A verbatim copy of all the data is required, minus any images.
Start of INFORMATION
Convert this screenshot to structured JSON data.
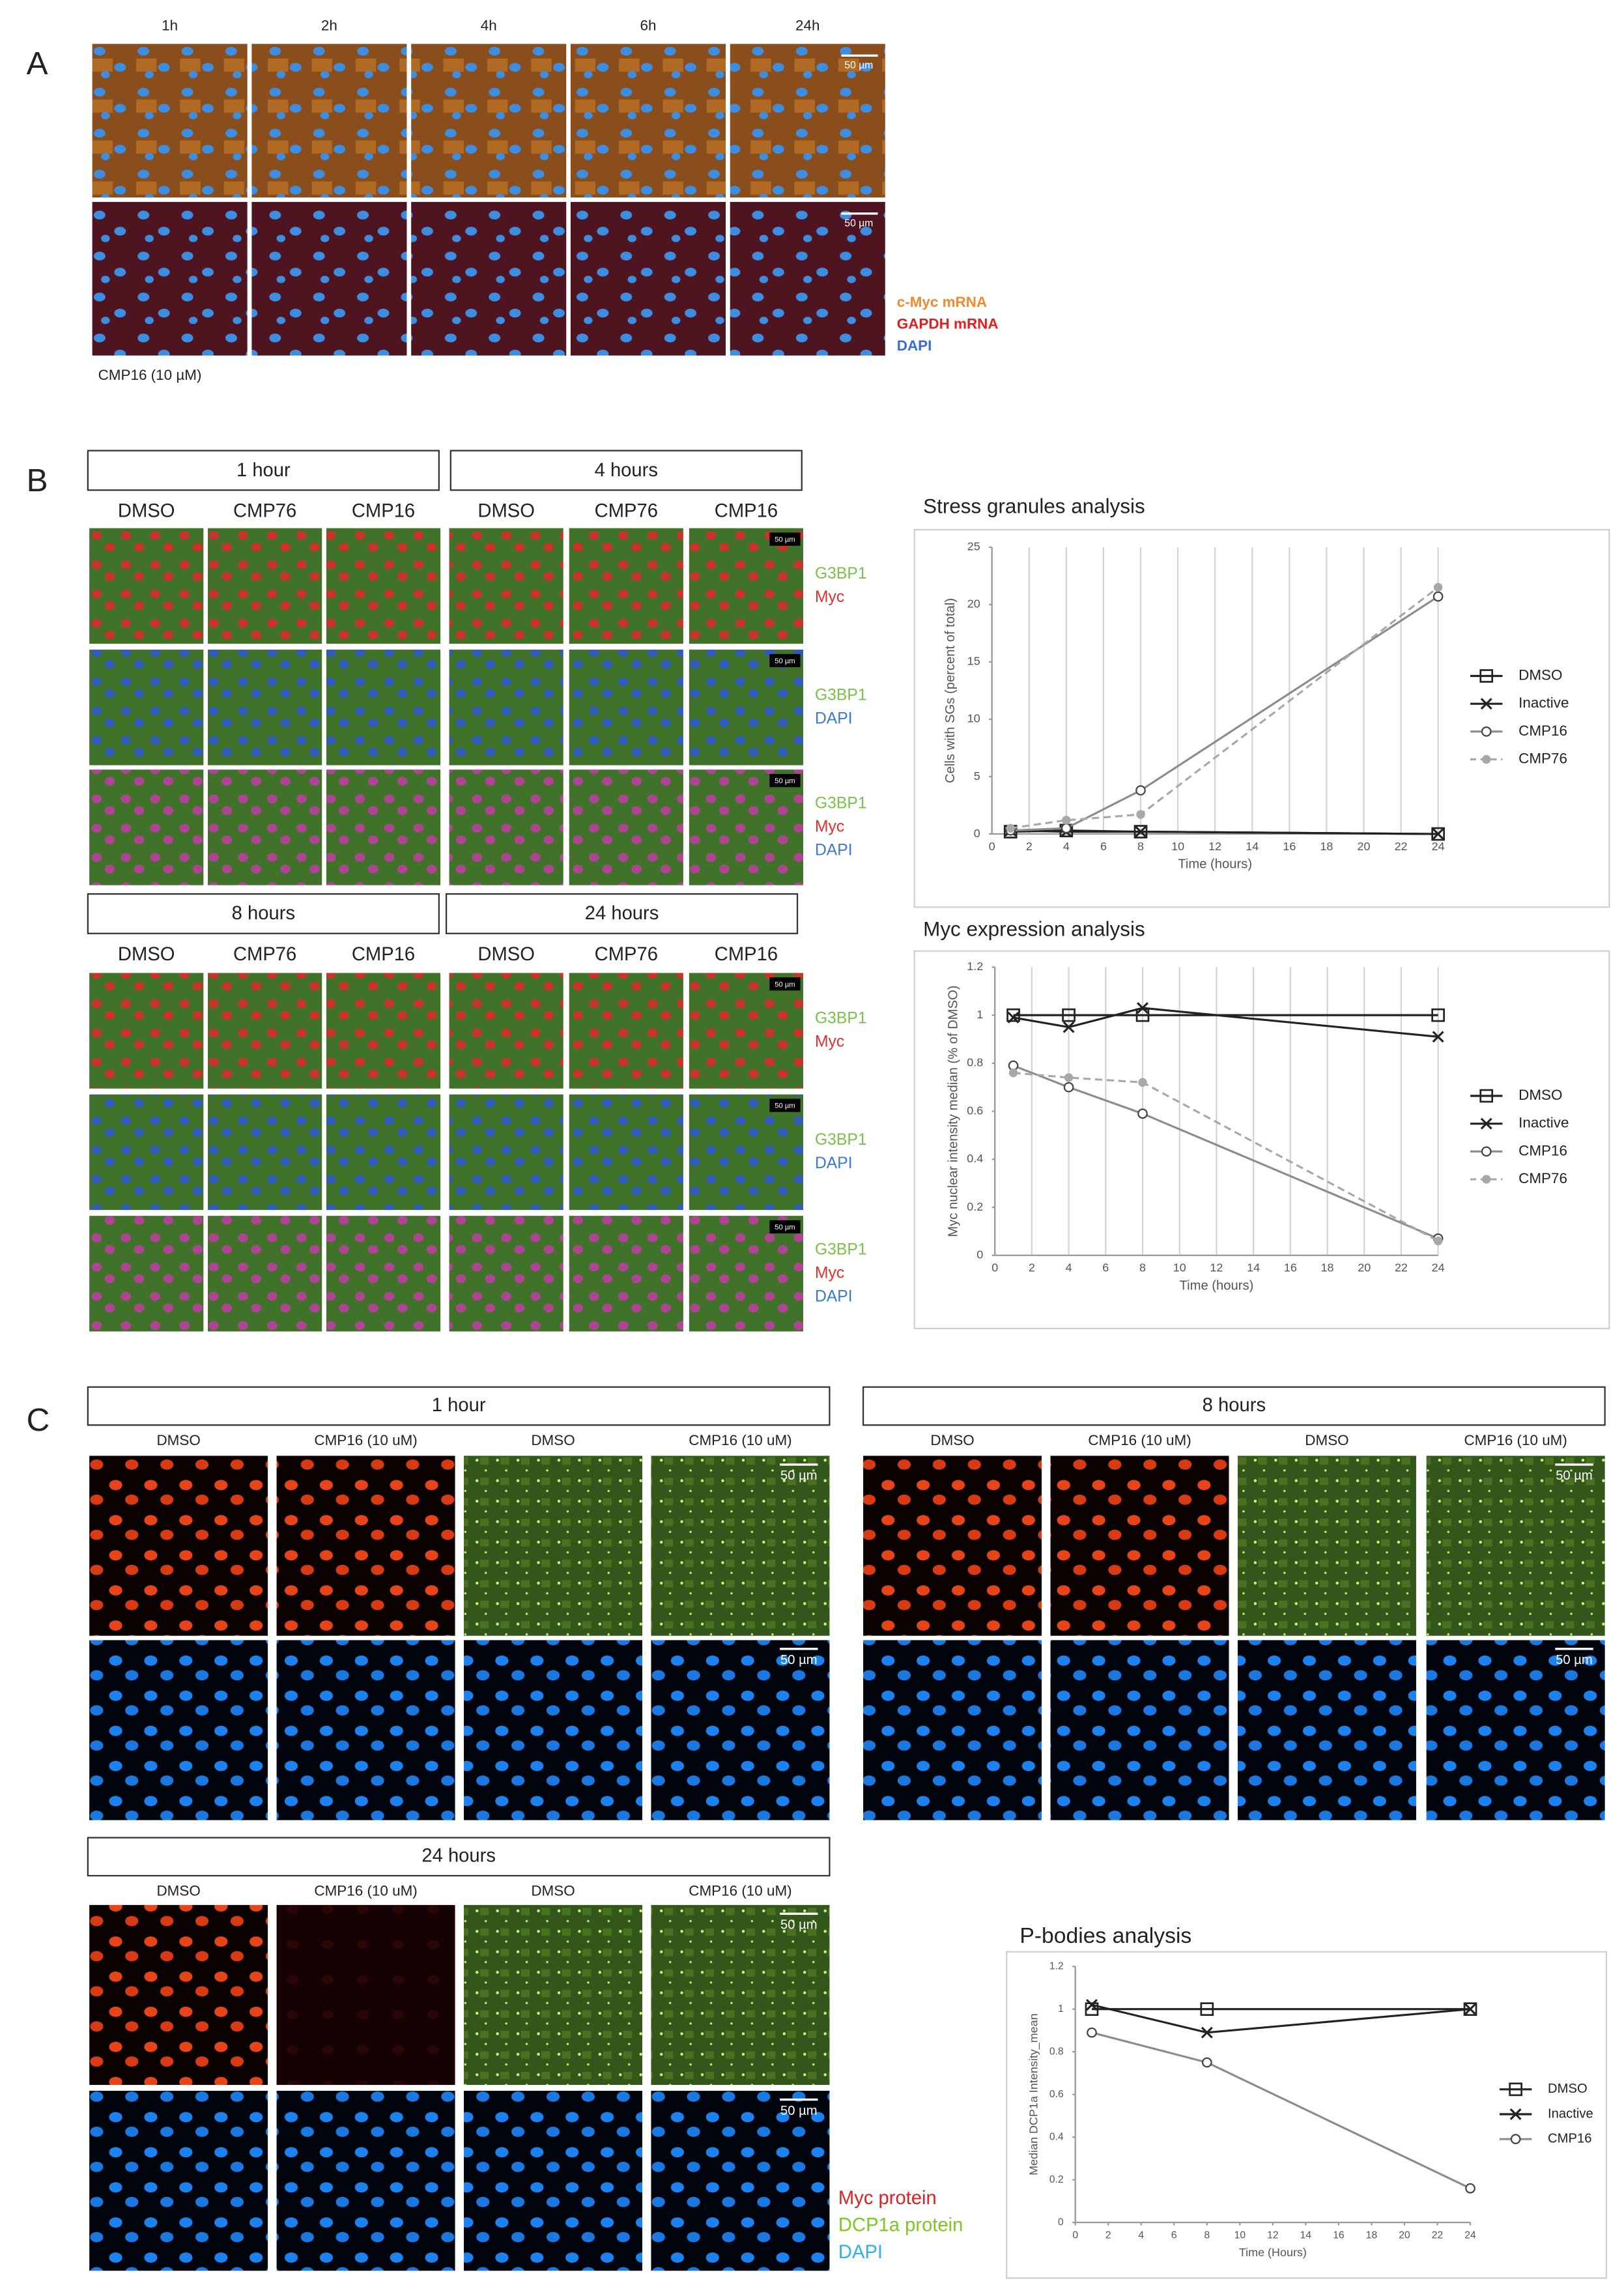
{
  "panel_a": {
    "label": "A",
    "timepoints": [
      "1h",
      "2h",
      "4h",
      "6h",
      "24h"
    ],
    "scale_bar": "50 µm",
    "legend": [
      "c-Myc mRNA",
      "GAPDH mRNA",
      "DAPI"
    ],
    "treatment": "CMP16 (10 µM)"
  },
  "panel_b": {
    "label": "B",
    "scale_bar": "50 µm",
    "groups": [
      {
        "title": "1 hour",
        "columns": [
          "DMSO",
          "CMP76",
          "CMP16"
        ]
      },
      {
        "title": "4 hours",
        "columns": [
          "DMSO",
          "CMP76",
          "CMP16"
        ]
      },
      {
        "title": "8 hours",
        "columns": [
          "DMSO",
          "CMP76",
          "CMP16"
        ]
      },
      {
        "title": "24 hours",
        "columns": [
          "DMSO",
          "CMP76",
          "CMP16"
        ]
      }
    ],
    "channel_labels": [
      [
        "G3BP1",
        "Myc"
      ],
      [
        "G3BP1",
        "DAPI"
      ],
      [
        "G3BP1",
        "Myc",
        "DAPI"
      ]
    ]
  },
  "panel_c": {
    "label": "C",
    "scale_bar": "50 µm",
    "groups": [
      {
        "title": "1 hour",
        "columns": [
          "DMSO",
          "CMP16 (10 uM)",
          "DMSO",
          "CMP16 (10 uM)"
        ]
      },
      {
        "title": "8 hours",
        "columns": [
          "DMSO",
          "CMP16 (10 uM)",
          "DMSO",
          "CMP16 (10 uM)"
        ]
      },
      {
        "title": "24 hours",
        "columns": [
          "DMSO",
          "CMP16 (10 uM)",
          "DMSO",
          "CMP16 (10 uM)"
        ]
      }
    ],
    "legend": [
      "Myc protein",
      "DCP1a protein",
      "DAPI"
    ]
  },
  "chart_data": [
    {
      "type": "line",
      "title": "Stress granules analysis",
      "x_label": "Time (hours)",
      "y_label": "Cells with SGs (percent of total)",
      "x": [
        1,
        4,
        8,
        24
      ],
      "xlim": [
        0,
        24
      ],
      "xticks": [
        0,
        2,
        4,
        6,
        8,
        10,
        12,
        14,
        16,
        18,
        20,
        22,
        24
      ],
      "ylim": [
        0,
        25
      ],
      "yticks": [
        0,
        5,
        10,
        15,
        20,
        25
      ],
      "grid": "x",
      "legend": "right",
      "series": [
        {
          "name": "DMSO",
          "color": "#222222",
          "marker": "square",
          "dash": false,
          "values": [
            0.2,
            0.3,
            0.2,
            0
          ]
        },
        {
          "name": "Inactive",
          "color": "#222222",
          "marker": "x",
          "dash": false,
          "values": [
            0.3,
            0.2,
            0.2,
            0
          ]
        },
        {
          "name": "CMP16",
          "color": "#8c8c8c",
          "marker": "circle",
          "dash": false,
          "values": [
            0.3,
            0.5,
            3.8,
            20.7
          ]
        },
        {
          "name": "CMP76",
          "color": "#a8a8a8",
          "marker": "dot",
          "dash": true,
          "values": [
            0.5,
            1.2,
            1.7,
            21.5
          ]
        }
      ]
    },
    {
      "type": "line",
      "title": "Myc expression analysis",
      "x_label": "Time (hours)",
      "y_label": "Myc nuclear intensity median (% of DMSO)",
      "x": [
        1,
        4,
        8,
        24
      ],
      "xlim": [
        0,
        24
      ],
      "xticks": [
        0,
        2,
        4,
        6,
        8,
        10,
        12,
        14,
        16,
        18,
        20,
        22,
        24
      ],
      "ylim": [
        0,
        1.2
      ],
      "yticks": [
        0,
        0.2,
        0.4,
        0.6,
        0.8,
        1,
        1.2
      ],
      "grid": "x",
      "legend": "right",
      "series": [
        {
          "name": "DMSO",
          "color": "#222222",
          "marker": "square",
          "dash": false,
          "values": [
            1,
            1,
            1,
            1
          ]
        },
        {
          "name": "Inactive",
          "color": "#222222",
          "marker": "x",
          "dash": false,
          "values": [
            0.99,
            0.95,
            1.03,
            0.91
          ]
        },
        {
          "name": "CMP16",
          "color": "#8c8c8c",
          "marker": "circle",
          "dash": false,
          "values": [
            0.79,
            0.7,
            0.59,
            0.07
          ]
        },
        {
          "name": "CMP76",
          "color": "#a8a8a8",
          "marker": "dot",
          "dash": true,
          "values": [
            0.76,
            0.74,
            0.72,
            0.06
          ]
        }
      ]
    },
    {
      "type": "line",
      "title": "P-bodies analysis",
      "x_label": "Time (Hours)",
      "y_label": "Median DCP1a Intensity_mean",
      "x": [
        1,
        8,
        24
      ],
      "xlim": [
        0,
        24
      ],
      "xticks": [
        0,
        2,
        4,
        6,
        8,
        10,
        12,
        14,
        16,
        18,
        20,
        22,
        24
      ],
      "ylim": [
        0,
        1.2
      ],
      "yticks": [
        0,
        0.2,
        0.4,
        0.6,
        0.8,
        1,
        1.2
      ],
      "grid": false,
      "legend": "right",
      "series": [
        {
          "name": "DMSO",
          "color": "#222222",
          "marker": "square",
          "dash": false,
          "values": [
            1,
            1,
            1
          ]
        },
        {
          "name": "Inactive",
          "color": "#222222",
          "marker": "x",
          "dash": false,
          "values": [
            1.02,
            0.89,
            1.0
          ]
        },
        {
          "name": "CMP16",
          "color": "#8c8c8c",
          "marker": "circle",
          "dash": false,
          "values": [
            0.89,
            0.75,
            0.16
          ]
        }
      ]
    }
  ]
}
End of INFORMATION
RESPONSE FOR THIS EXERCISE:
Convert this screenshot to structured JSON data.
{
  "panel_a": {
    "label": "A",
    "timepoints": [
      "1h",
      "2h",
      "4h",
      "6h",
      "24h"
    ],
    "scale_bar": "50 µm",
    "legend": [
      "c-Myc mRNA",
      "GAPDH mRNA",
      "DAPI"
    ],
    "treatment": "CMP16 (10 µM)"
  },
  "panel_b": {
    "label": "B",
    "scale_bar": "50 µm",
    "groups": [
      {
        "title": "1 hour",
        "columns": [
          "DMSO",
          "CMP76",
          "CMP16"
        ]
      },
      {
        "title": "4 hours",
        "columns": [
          "DMSO",
          "CMP76",
          "CMP16"
        ]
      },
      {
        "title": "8 hours",
        "columns": [
          "DMSO",
          "CMP76",
          "CMP16"
        ]
      },
      {
        "title": "24 hours",
        "columns": [
          "DMSO",
          "CMP76",
          "CMP16"
        ]
      }
    ],
    "channel_labels": [
      [
        "G3BP1",
        "Myc"
      ],
      [
        "G3BP1",
        "DAPI"
      ],
      [
        "G3BP1",
        "Myc",
        "DAPI"
      ]
    ]
  },
  "panel_c": {
    "label": "C",
    "scale_bar": "50 µm",
    "groups": [
      {
        "title": "1 hour",
        "columns": [
          "DMSO",
          "CMP16 (10 uM)",
          "DMSO",
          "CMP16 (10 uM)"
        ]
      },
      {
        "title": "8 hours",
        "columns": [
          "DMSO",
          "CMP16 (10 uM)",
          "DMSO",
          "CMP16 (10 uM)"
        ]
      },
      {
        "title": "24 hours",
        "columns": [
          "DMSO",
          "CMP16 (10 uM)",
          "DMSO",
          "CMP16 (10 uM)"
        ]
      }
    ],
    "legend": [
      "Myc protein",
      "DCP1a protein",
      "DAPI"
    ]
  },
  "chart_data": [
    {
      "type": "line",
      "title": "Stress granules analysis",
      "x_label": "Time (hours)",
      "y_label": "Cells with SGs (percent of total)",
      "x": [
        1,
        4,
        8,
        24
      ],
      "xlim": [
        0,
        24
      ],
      "xticks": [
        0,
        2,
        4,
        6,
        8,
        10,
        12,
        14,
        16,
        18,
        20,
        22,
        24
      ],
      "ylim": [
        0,
        25
      ],
      "yticks": [
        0,
        5,
        10,
        15,
        20,
        25
      ],
      "grid": "x",
      "legend": "right",
      "series": [
        {
          "name": "DMSO",
          "color": "#222222",
          "marker": "square",
          "dash": false,
          "values": [
            0.2,
            0.3,
            0.2,
            0
          ]
        },
        {
          "name": "Inactive",
          "color": "#222222",
          "marker": "x",
          "dash": false,
          "values": [
            0.3,
            0.2,
            0.2,
            0
          ]
        },
        {
          "name": "CMP16",
          "color": "#8c8c8c",
          "marker": "circle",
          "dash": false,
          "values": [
            0.3,
            0.5,
            3.8,
            20.7
          ]
        },
        {
          "name": "CMP76",
          "color": "#a8a8a8",
          "marker": "dot",
          "dash": true,
          "values": [
            0.5,
            1.2,
            1.7,
            21.5
          ]
        }
      ]
    },
    {
      "type": "line",
      "title": "Myc expression analysis",
      "x_label": "Time (hours)",
      "y_label": "Myc nuclear intensity median (% of DMSO)",
      "x": [
        1,
        4,
        8,
        24
      ],
      "xlim": [
        0,
        24
      ],
      "xticks": [
        0,
        2,
        4,
        6,
        8,
        10,
        12,
        14,
        16,
        18,
        20,
        22,
        24
      ],
      "ylim": [
        0,
        1.2
      ],
      "yticks": [
        0,
        0.2,
        0.4,
        0.6,
        0.8,
        1,
        1.2
      ],
      "grid": "x",
      "legend": "right",
      "series": [
        {
          "name": "DMSO",
          "color": "#222222",
          "marker": "square",
          "dash": false,
          "values": [
            1,
            1,
            1,
            1
          ]
        },
        {
          "name": "Inactive",
          "color": "#222222",
          "marker": "x",
          "dash": false,
          "values": [
            0.99,
            0.95,
            1.03,
            0.91
          ]
        },
        {
          "name": "CMP16",
          "color": "#8c8c8c",
          "marker": "circle",
          "dash": false,
          "values": [
            0.79,
            0.7,
            0.59,
            0.07
          ]
        },
        {
          "name": "CMP76",
          "color": "#a8a8a8",
          "marker": "dot",
          "dash": true,
          "values": [
            0.76,
            0.74,
            0.72,
            0.06
          ]
        }
      ]
    },
    {
      "type": "line",
      "title": "P-bodies analysis",
      "x_label": "Time (Hours)",
      "y_label": "Median DCP1a Intensity_mean",
      "x": [
        1,
        8,
        24
      ],
      "xlim": [
        0,
        24
      ],
      "xticks": [
        0,
        2,
        4,
        6,
        8,
        10,
        12,
        14,
        16,
        18,
        20,
        22,
        24
      ],
      "ylim": [
        0,
        1.2
      ],
      "yticks": [
        0,
        0.2,
        0.4,
        0.6,
        0.8,
        1,
        1.2
      ],
      "grid": false,
      "legend": "right",
      "series": [
        {
          "name": "DMSO",
          "color": "#222222",
          "marker": "square",
          "dash": false,
          "values": [
            1,
            1,
            1
          ]
        },
        {
          "name": "Inactive",
          "color": "#222222",
          "marker": "x",
          "dash": false,
          "values": [
            1.02,
            0.89,
            1.0
          ]
        },
        {
          "name": "CMP16",
          "color": "#8c8c8c",
          "marker": "circle",
          "dash": false,
          "values": [
            0.89,
            0.75,
            0.16
          ]
        }
      ]
    }
  ]
}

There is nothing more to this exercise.